-- Start Data supplied --

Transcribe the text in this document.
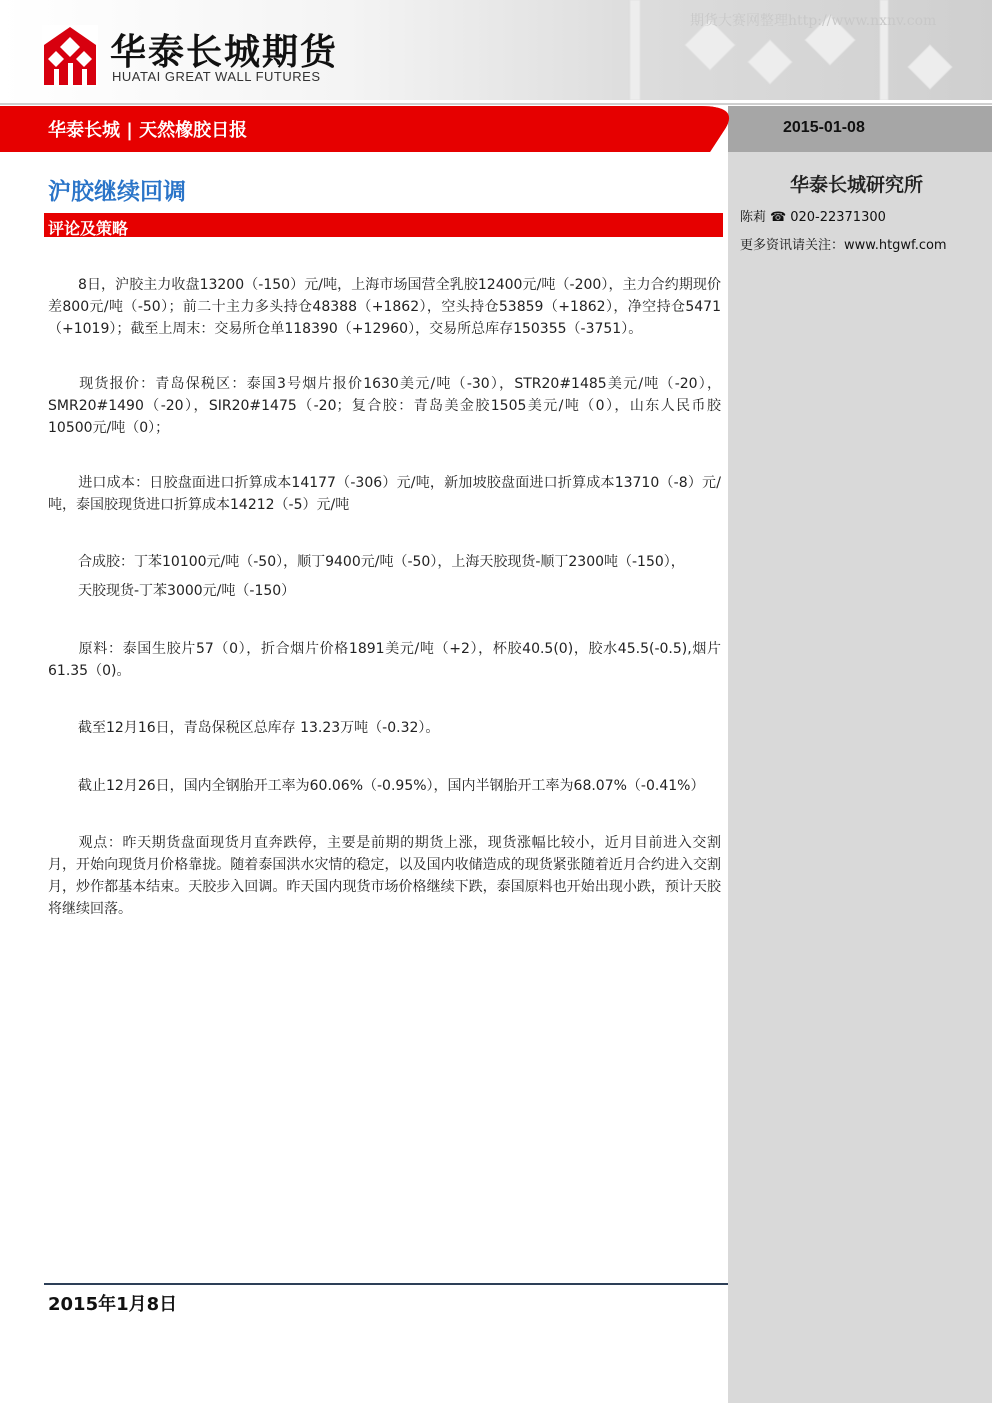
华泰长城期货
HUATAI GREAT WALL FUTURES
期货大赛网整理http://www.nxnv.com
华泰长城 | 天然橡胶日报	2015-01-08
华泰长城研究所
陈莉 ☎ 020-22371300
更多资讯请关注：www.htgwf.com
沪胶继续回调
评论及策略
8日，沪胶主力收盘13200（-150）元/吨，上海市场国营全乳胶12400元/吨（-200），主力合约期现价差800元/吨（-50）；前二十主力多头持仓48388（+1862），空头持仓53859（+1862），净空持仓5471（+1019）；截至上周末：交易所仓单118390（+12960），交易所总库存150355（-3751）。
现货报价：青岛保税区：泰国3号烟片报价1630美元/吨（-30），STR20#1485美元/吨（-20），SMR20#1490（-20），SIR20#1475（-20；复合胶：青岛美金胶1505美元/吨（0），山东人民币胶10500元/吨（0）；
进口成本：日胶盘面进口折算成本14177（-306）元/吨，新加坡胶盘面进口折算成本13710（-8）元/吨，泰国胶现货进口折算成本14212（-5）元/吨
合成胶：丁苯10100元/吨（-50），顺丁9400元/吨（-50），上海天胶现货-顺丁2300吨（-150），
天胶现货-丁苯3000元/吨（-150）
原料：泰国生胶片57（0），折合烟片价格1891美元/吨（+2），杯胶40.5(0)，胶水45.5(-0.5),烟片61.35（0)。
截至12月16日，青岛保税区总库存 13.23万吨（-0.32）。
截止12月26日，国内全钢胎开工率为60.06%（-0.95%），国内半钢胎开工率为68.07%（-0.41%）
观点：昨天期货盘面现货月直奔跌停，主要是前期的期货上涨，现货涨幅比较小，近月目前进入交割月，开始向现货月价格靠拢。随着泰国洪水灾情的稳定，以及国内收储造成的现货紧张随着近月合约进入交割月，炒作都基本结束。天胶步入回调。昨天国内现货市场价格继续下跌，泰国原料也开始出现小跌，预计天胶将继续回落。
2015年1月8日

-- End Data supplied --

=== Problem description ===
Except for the pictures, reproduce every line exactly.

=== Written response ===
Transcribe the text in this document.
华泰长城期货
HUATAI GREAT WALL FUTURES
期货大赛网整理http://www.nxnv.com
华泰长城 | 天然橡胶日报	2015-01-08
华泰长城研究所
陈莉 ☎ 020-22371300
更多资讯请关注：www.htgwf.com
沪胶继续回调
评论及策略
8日，沪胶主力收盘13200（-150）元/吨，上海市场国营全乳胶12400元/吨（-200），主力合约期现价差800元/吨（-50）；前二十主力多头持仓48388（+1862），空头持仓53859（+1862），净空持仓5471（+1019）；截至上周末：交易所仓单118390（+12960），交易所总库存150355（-3751）。
现货报价：青岛保税区：泰国3号烟片报价1630美元/吨（-30），STR20#1485美元/吨（-20），SMR20#1490（-20），SIR20#1475（-20；复合胶：青岛美金胶1505美元/吨（0），山东人民币胶10500元/吨（0）；
进口成本：日胶盘面进口折算成本14177（-306）元/吨，新加坡胶盘面进口折算成本13710（-8）元/吨，泰国胶现货进口折算成本14212（-5）元/吨
合成胶：丁苯10100元/吨（-50），顺丁9400元/吨（-50），上海天胶现货-顺丁2300吨（-150），
天胶现货-丁苯3000元/吨（-150）
原料：泰国生胶片57（0），折合烟片价格1891美元/吨（+2），杯胶40.5(0)，胶水45.5(-0.5),烟片61.35（0)。
截至12月16日，青岛保税区总库存 13.23万吨（-0.32）。
截止12月26日，国内全钢胎开工率为60.06%（-0.95%），国内半钢胎开工率为68.07%（-0.41%）
观点：昨天期货盘面现货月直奔跌停，主要是前期的期货上涨，现货涨幅比较小，近月目前进入交割月，开始向现货月价格靠拢。随着泰国洪水灾情的稳定，以及国内收储造成的现货紧张随着近月合约进入交割月，炒作都基本结束。天胶步入回调。昨天国内现货市场价格继续下跌，泰国原料也开始出现小跌，预计天胶将继续回落。
2015年1月8日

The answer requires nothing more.